_Task details_. Transcribe all of the material below word for word and leave out its pictures.

-- Start --

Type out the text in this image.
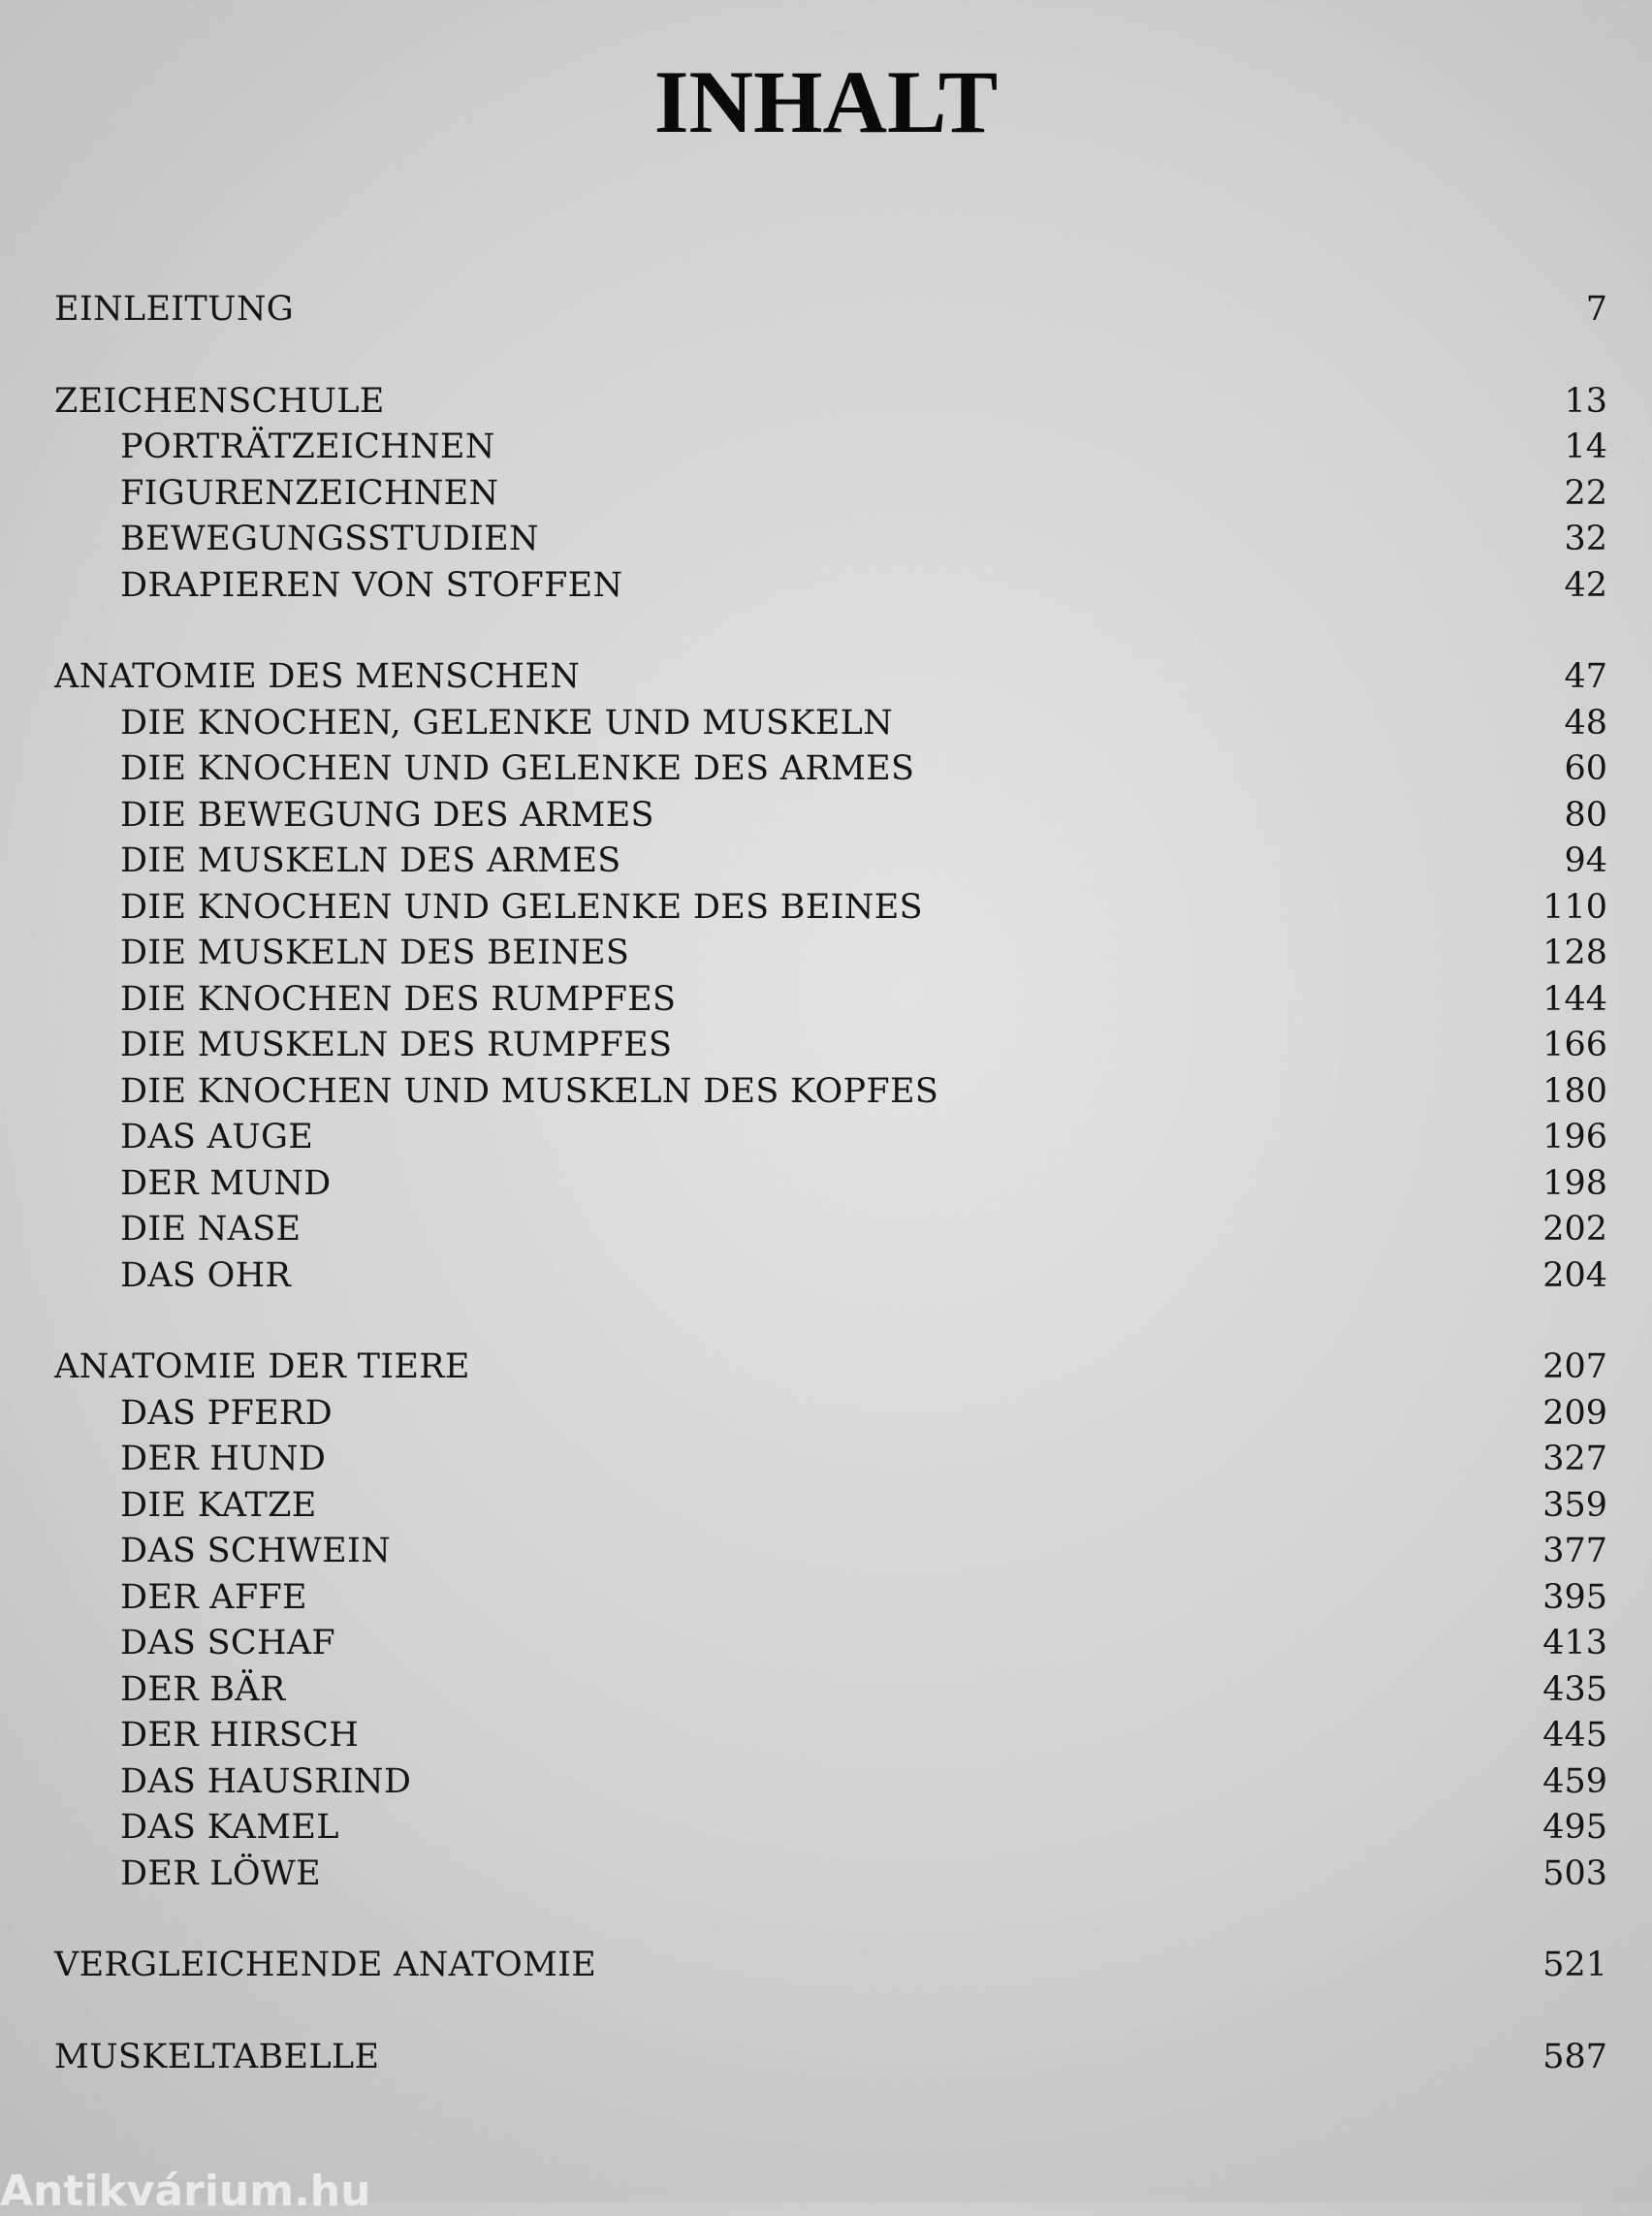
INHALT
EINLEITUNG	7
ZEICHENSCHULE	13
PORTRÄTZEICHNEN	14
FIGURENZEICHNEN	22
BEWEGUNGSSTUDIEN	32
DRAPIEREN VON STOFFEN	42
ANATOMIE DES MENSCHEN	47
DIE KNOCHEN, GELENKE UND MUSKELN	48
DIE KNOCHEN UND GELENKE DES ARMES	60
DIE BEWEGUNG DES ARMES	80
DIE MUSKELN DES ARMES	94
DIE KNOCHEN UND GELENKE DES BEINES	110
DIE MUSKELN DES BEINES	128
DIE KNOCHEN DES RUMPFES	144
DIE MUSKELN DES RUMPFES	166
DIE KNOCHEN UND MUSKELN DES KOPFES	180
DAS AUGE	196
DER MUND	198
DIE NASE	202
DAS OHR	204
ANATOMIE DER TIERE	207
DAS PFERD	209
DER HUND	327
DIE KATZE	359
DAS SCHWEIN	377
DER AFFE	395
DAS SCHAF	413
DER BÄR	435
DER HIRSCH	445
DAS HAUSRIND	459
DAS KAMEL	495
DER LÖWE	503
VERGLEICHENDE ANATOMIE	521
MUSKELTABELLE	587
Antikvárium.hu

-- End --

_Written solution_.
Type out the text in this image.
INHALT
EINLEITUNG	7
ZEICHENSCHULE	13
PORTRÄTZEICHNEN	14
FIGURENZEICHNEN	22
BEWEGUNGSSTUDIEN	32
DRAPIEREN VON STOFFEN	42
ANATOMIE DES MENSCHEN	47
DIE KNOCHEN, GELENKE UND MUSKELN	48
DIE KNOCHEN UND GELENKE DES ARMES	60
DIE BEWEGUNG DES ARMES	80
DIE MUSKELN DES ARMES	94
DIE KNOCHEN UND GELENKE DES BEINES	110
DIE MUSKELN DES BEINES	128
DIE KNOCHEN DES RUMPFES	144
DIE MUSKELN DES RUMPFES	166
DIE KNOCHEN UND MUSKELN DES KOPFES	180
DAS AUGE	196
DER MUND	198
DIE NASE	202
DAS OHR	204
ANATOMIE DER TIERE	207
DAS PFERD	209
DER HUND	327
DIE KATZE	359
DAS SCHWEIN	377
DER AFFE	395
DAS SCHAF	413
DER BÄR	435
DER HIRSCH	445
DAS HAUSRIND	459
DAS KAMEL	495
DER LÖWE	503
VERGLEICHENDE ANATOMIE	521
MUSKELTABELLE	587
Antikvárium.hu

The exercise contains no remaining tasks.